Task directions — Every entry must be duplicated precisely as written.

________________

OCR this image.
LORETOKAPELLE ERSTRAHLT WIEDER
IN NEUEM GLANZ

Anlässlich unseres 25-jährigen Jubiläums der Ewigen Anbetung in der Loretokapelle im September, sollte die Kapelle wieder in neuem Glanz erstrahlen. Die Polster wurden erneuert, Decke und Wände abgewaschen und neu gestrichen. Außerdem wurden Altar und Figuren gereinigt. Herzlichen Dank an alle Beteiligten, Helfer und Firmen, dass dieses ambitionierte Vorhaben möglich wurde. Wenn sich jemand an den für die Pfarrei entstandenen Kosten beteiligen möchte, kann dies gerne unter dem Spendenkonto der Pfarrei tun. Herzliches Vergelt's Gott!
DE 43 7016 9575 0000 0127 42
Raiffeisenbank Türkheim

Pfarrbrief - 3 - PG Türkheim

________________

Correct result —
OCR this image.
LORETOKAPELLE ERSTRAHLT WIEDER
IN NEUEM GLANZ

Anlässlich unseres 25-jährigen Jubiläums der Ewigen Anbetung in der Loretokapelle im September, sollte die Kapelle wieder in neuem Glanz erstrahlen. Die Polster wurden erneuert, Decke und Wände abgewaschen und neu gestrichen. Außerdem wurden Altar und Figuren gereinigt. Herzlichen Dank an alle Beteiligten, Helfer und Firmen, dass dieses ambitionierte Vorhaben möglich wurde. Wenn sich jemand an den für die Pfarrei entstandenen Kosten beteiligen möchte, kann dies gerne unter dem Spendenkonto der Pfarrei tun. Herzliches Vergelt's Gott!
DE 43 7016 9575 0000 0127 42
Raiffeisenbank Türkheim

Pfarrbrief - 3 - PG Türkheim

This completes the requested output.